▶ **Extracted records**:
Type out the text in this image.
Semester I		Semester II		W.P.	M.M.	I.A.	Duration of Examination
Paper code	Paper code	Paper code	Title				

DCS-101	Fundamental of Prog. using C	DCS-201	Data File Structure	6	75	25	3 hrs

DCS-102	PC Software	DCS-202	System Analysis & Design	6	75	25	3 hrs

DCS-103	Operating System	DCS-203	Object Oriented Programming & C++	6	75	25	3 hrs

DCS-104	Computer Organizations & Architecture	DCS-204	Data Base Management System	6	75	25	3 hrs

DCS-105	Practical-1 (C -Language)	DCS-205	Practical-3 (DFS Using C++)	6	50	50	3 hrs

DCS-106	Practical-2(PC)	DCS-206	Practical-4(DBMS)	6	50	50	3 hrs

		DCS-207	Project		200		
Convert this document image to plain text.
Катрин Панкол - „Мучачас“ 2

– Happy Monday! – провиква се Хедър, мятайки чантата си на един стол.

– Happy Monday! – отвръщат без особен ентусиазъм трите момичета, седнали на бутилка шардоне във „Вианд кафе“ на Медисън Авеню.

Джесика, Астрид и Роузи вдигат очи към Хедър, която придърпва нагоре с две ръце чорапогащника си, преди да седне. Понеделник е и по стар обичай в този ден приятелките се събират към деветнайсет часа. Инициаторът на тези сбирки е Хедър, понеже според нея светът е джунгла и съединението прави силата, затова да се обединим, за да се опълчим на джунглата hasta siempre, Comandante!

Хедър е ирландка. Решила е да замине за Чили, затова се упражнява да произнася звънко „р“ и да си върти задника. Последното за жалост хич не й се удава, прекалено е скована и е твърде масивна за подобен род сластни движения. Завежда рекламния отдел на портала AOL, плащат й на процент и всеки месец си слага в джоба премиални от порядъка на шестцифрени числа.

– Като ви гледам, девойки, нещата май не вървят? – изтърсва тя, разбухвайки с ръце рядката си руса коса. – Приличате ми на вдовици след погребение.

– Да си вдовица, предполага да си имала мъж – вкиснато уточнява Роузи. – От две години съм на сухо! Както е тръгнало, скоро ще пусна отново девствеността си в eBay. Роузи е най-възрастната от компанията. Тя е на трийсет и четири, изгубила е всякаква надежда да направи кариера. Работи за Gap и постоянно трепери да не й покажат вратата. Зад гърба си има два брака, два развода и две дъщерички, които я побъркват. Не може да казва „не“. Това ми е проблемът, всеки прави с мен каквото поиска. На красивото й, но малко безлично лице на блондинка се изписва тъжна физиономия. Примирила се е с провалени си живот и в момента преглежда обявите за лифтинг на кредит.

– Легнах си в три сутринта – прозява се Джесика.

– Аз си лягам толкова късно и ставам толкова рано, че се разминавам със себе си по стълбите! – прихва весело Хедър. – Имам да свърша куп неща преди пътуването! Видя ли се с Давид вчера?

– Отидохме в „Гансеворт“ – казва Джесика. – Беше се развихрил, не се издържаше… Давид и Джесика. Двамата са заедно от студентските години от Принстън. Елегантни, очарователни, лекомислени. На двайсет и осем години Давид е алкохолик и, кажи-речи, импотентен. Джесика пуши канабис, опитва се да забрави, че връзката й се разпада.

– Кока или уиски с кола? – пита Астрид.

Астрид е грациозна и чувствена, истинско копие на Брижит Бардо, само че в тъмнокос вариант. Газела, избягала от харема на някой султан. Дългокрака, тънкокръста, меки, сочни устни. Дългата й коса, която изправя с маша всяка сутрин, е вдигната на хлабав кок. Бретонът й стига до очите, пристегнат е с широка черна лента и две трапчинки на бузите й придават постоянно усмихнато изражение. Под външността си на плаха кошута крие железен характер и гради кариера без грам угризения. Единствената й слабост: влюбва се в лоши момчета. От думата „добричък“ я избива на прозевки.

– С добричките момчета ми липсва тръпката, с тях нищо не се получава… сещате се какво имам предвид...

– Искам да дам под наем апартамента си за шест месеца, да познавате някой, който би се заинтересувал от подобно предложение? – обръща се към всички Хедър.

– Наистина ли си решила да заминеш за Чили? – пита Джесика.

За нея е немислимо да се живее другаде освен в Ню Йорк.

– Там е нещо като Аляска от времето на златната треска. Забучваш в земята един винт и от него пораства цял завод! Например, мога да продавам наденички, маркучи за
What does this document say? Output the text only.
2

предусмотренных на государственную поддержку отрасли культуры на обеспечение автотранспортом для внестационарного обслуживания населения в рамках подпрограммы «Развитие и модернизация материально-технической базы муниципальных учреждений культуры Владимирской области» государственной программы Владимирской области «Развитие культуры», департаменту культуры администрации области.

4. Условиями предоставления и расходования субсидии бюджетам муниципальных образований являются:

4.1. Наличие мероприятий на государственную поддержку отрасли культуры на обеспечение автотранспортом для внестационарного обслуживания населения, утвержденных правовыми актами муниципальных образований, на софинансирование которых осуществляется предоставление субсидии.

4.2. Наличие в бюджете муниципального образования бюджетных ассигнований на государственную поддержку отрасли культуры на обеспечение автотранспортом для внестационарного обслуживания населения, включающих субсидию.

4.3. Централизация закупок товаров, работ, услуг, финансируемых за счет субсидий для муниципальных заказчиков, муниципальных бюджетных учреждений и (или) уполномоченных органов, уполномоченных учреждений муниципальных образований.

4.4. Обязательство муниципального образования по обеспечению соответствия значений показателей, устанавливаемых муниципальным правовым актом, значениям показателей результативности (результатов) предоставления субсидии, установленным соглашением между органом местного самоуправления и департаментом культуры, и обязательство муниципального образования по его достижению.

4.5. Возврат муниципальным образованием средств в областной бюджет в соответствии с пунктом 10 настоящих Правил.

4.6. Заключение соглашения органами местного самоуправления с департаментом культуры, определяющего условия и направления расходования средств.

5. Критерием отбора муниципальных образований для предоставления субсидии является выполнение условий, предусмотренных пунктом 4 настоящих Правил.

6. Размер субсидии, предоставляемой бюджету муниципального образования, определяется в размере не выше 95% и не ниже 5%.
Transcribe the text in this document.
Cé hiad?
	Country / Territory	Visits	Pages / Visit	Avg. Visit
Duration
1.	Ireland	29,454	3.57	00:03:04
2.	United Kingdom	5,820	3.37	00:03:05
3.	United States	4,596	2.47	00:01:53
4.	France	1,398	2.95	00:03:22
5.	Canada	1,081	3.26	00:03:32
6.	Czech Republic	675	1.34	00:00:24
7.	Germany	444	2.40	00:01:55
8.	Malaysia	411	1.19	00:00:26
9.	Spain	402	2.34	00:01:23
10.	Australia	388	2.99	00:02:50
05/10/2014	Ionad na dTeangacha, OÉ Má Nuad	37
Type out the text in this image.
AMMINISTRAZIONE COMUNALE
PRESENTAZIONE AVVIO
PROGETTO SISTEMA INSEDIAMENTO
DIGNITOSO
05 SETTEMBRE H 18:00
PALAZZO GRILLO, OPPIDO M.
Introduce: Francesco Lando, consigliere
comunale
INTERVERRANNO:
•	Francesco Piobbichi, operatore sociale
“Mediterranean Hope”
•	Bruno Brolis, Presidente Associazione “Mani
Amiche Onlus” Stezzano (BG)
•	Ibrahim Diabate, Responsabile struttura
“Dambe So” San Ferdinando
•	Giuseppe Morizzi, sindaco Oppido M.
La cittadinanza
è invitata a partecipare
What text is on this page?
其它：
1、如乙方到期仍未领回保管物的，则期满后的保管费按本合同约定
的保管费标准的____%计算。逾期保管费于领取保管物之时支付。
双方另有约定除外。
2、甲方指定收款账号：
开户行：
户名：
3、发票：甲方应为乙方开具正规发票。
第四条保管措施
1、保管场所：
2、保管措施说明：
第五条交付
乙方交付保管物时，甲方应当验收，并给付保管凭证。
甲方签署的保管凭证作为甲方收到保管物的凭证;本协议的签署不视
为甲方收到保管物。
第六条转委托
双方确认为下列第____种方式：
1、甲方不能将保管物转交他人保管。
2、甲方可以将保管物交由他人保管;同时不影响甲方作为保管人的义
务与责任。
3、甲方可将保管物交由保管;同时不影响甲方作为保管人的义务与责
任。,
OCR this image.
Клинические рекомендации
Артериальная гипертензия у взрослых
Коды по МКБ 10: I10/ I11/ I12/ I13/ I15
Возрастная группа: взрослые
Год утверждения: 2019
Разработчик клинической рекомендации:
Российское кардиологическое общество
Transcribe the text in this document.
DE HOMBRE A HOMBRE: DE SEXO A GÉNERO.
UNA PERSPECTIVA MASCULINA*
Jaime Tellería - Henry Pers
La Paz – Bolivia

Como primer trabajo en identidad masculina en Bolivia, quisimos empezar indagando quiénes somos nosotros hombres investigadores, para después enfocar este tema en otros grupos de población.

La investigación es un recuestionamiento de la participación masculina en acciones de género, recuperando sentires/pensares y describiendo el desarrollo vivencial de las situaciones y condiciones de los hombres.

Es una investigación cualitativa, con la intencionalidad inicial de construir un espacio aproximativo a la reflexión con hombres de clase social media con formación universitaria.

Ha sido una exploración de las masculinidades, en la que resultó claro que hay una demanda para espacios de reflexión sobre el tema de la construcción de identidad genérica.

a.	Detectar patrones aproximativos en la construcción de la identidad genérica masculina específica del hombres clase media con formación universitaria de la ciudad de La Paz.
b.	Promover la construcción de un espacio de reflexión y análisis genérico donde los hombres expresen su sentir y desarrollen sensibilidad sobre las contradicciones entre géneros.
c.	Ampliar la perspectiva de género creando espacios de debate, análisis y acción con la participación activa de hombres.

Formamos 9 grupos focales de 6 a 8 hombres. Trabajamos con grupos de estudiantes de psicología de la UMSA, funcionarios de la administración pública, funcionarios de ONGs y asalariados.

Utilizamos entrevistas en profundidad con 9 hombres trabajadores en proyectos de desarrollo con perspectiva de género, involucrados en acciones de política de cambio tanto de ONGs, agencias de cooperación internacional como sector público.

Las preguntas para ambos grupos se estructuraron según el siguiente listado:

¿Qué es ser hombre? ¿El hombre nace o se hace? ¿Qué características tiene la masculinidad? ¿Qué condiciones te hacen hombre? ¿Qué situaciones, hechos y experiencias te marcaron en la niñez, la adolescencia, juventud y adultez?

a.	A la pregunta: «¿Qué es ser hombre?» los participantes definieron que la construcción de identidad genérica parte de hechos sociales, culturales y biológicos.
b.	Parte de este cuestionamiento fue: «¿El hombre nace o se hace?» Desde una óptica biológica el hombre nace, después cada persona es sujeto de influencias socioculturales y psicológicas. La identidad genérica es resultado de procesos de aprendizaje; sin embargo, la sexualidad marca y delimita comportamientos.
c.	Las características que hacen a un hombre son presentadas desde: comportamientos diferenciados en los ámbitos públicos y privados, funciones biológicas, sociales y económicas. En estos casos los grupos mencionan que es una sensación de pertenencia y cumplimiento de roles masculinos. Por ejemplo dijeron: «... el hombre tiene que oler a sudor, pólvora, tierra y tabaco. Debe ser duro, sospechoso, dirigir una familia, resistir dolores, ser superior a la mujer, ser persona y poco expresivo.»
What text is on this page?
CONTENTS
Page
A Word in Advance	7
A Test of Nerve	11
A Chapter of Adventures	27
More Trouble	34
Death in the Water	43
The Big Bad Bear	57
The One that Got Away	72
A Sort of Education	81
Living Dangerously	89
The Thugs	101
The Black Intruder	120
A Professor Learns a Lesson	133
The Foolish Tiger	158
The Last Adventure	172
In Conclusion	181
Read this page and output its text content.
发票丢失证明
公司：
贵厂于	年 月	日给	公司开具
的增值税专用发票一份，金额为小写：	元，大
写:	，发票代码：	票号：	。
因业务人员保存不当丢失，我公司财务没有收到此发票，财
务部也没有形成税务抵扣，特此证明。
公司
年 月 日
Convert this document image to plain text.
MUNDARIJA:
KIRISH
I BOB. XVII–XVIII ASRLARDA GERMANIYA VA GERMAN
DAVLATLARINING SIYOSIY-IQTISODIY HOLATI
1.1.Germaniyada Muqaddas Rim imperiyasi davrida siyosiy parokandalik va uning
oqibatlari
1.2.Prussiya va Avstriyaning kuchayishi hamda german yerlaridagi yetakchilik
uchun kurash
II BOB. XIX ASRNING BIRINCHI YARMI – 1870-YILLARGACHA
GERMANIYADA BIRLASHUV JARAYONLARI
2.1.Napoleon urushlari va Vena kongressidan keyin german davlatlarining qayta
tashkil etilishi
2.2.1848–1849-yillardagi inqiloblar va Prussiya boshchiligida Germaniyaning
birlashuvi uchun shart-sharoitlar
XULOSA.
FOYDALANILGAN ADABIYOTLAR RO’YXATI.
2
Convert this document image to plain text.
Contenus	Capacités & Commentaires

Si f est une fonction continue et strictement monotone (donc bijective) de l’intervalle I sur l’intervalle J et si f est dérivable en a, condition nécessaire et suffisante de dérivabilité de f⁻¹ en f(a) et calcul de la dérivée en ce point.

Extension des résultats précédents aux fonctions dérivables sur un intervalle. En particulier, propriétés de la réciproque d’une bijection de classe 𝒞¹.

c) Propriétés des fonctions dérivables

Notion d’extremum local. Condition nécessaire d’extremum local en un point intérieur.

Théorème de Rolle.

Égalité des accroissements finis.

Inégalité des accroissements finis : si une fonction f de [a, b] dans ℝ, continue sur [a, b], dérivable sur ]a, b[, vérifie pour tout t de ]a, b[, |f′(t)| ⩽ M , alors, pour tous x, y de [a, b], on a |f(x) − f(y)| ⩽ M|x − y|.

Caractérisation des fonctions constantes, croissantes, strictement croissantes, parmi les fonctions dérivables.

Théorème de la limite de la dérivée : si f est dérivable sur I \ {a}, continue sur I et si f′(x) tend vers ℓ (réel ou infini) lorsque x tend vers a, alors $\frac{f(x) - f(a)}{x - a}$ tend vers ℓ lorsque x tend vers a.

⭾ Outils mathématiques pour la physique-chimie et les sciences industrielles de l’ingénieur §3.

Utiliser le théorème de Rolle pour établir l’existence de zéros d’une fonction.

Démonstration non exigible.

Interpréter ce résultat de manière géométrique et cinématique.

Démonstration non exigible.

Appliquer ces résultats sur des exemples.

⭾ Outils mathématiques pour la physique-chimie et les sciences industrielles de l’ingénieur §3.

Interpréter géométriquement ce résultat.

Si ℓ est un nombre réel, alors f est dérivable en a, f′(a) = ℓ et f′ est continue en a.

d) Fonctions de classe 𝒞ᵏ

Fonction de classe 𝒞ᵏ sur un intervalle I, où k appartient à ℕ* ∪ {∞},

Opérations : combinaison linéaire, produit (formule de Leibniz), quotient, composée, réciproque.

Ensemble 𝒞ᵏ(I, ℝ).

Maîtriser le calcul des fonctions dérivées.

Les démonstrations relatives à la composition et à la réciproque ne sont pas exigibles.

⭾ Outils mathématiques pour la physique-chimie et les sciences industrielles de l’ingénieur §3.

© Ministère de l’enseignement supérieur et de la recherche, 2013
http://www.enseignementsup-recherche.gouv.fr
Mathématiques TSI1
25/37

▶ **Written instruction**:
Identify and extract each line of the listing that contains "Правил".

▶ **Answer**:
4.5. Возврат муниципальным образованием средств в областной бюджет в соответствии с пунктом 10 настоящих Правил.
5. Критерием отбора муниципальных образований для предоставления субсидии является выполнение условий, предусмотренных пунктом 4 настоящих Правил.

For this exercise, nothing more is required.